_WHAT NEEDS TO BE DONE_: Copy every line that mentions the word "bleu".

_DATASET RECORDS_:
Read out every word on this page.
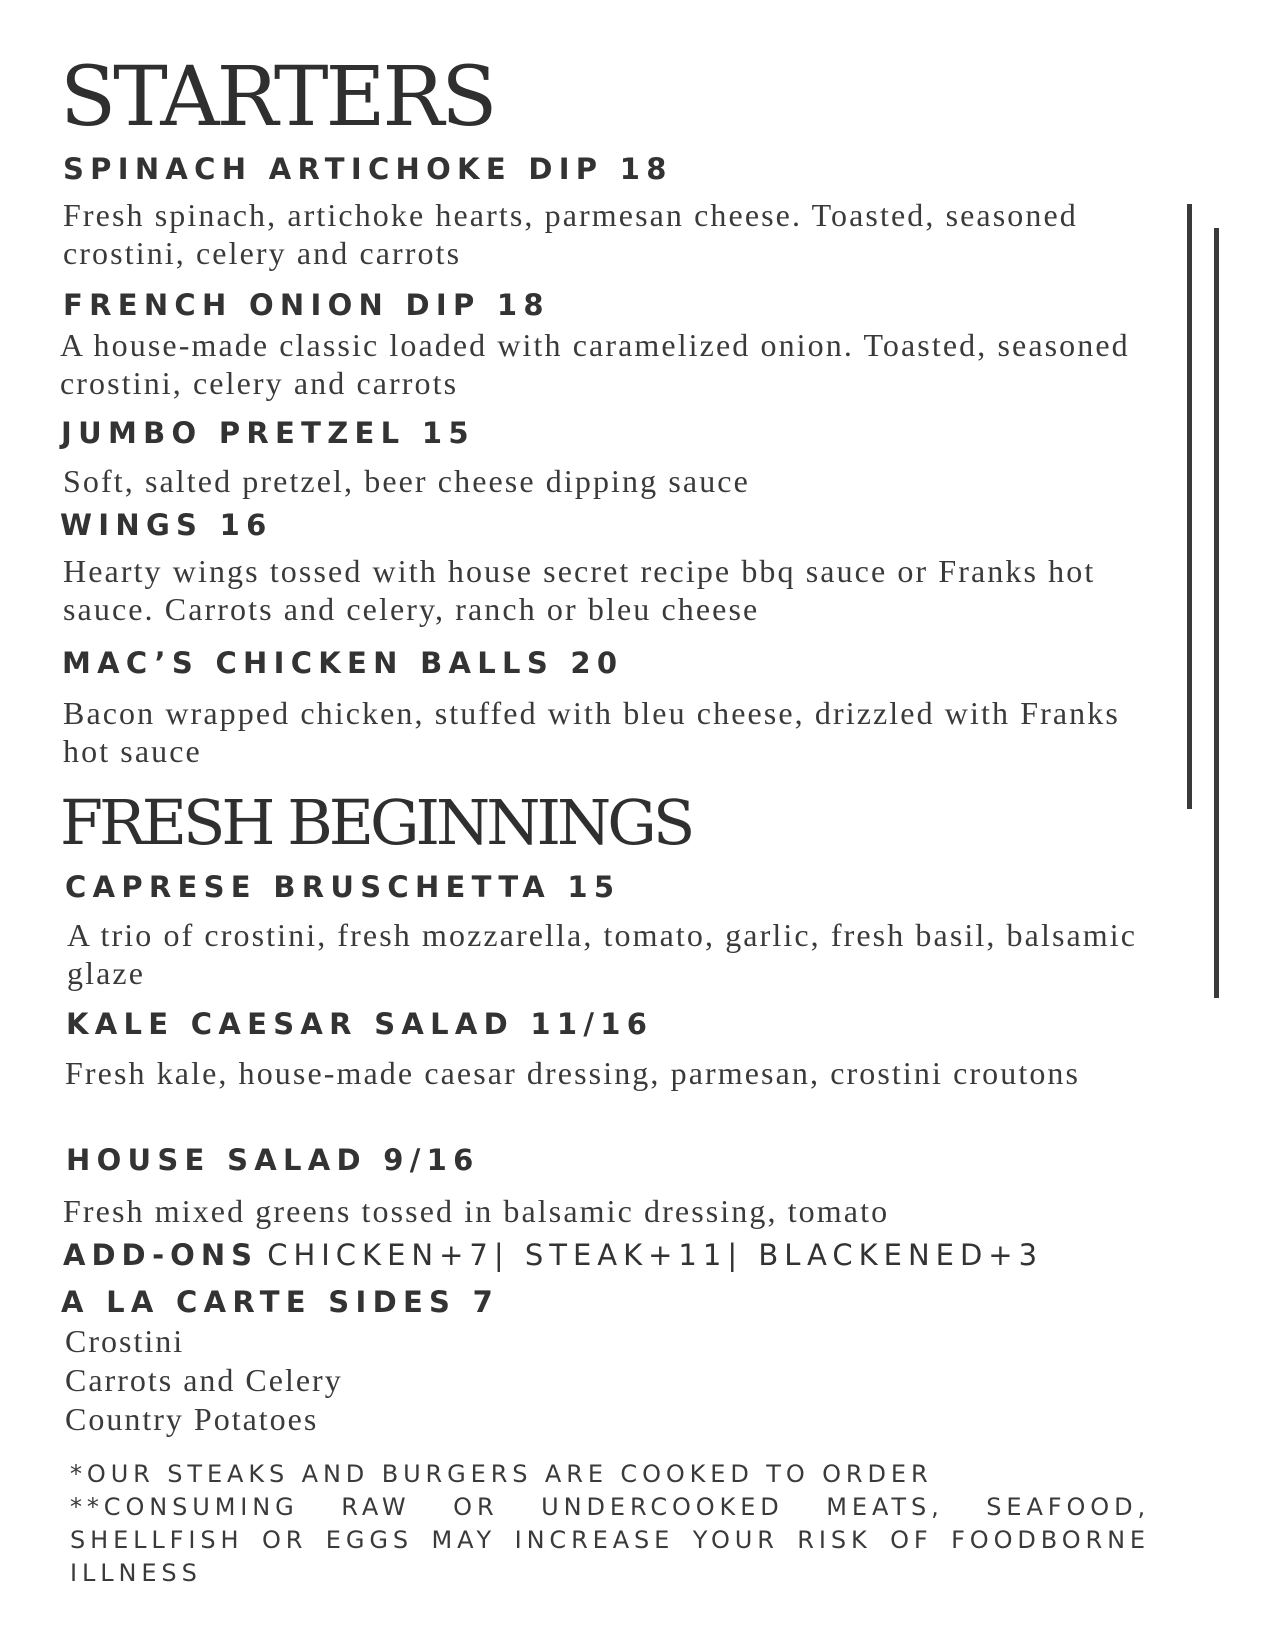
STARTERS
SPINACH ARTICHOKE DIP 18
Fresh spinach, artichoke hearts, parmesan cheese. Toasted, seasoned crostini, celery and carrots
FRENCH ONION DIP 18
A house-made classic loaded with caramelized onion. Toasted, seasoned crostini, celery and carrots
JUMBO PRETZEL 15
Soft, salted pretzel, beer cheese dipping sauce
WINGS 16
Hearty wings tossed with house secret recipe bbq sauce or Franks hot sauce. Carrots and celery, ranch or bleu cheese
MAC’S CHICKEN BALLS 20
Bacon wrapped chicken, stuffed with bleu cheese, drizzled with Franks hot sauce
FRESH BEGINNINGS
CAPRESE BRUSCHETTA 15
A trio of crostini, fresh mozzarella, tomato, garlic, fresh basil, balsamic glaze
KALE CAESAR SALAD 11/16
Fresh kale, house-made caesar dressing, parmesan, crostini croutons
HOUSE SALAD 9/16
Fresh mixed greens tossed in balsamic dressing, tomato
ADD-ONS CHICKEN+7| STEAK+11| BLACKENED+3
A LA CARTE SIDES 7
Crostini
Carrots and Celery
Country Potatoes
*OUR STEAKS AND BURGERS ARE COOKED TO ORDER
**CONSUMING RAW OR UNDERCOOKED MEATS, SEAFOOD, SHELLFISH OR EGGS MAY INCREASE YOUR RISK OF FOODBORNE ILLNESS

_THE ANSWER_:
Hearty wings tossed with house secret recipe bbq sauce or Franks hot sauce. Carrots and celery, ranch or bleu cheese
Bacon wrapped chicken, stuffed with bleu cheese, drizzled with Franks hot sauce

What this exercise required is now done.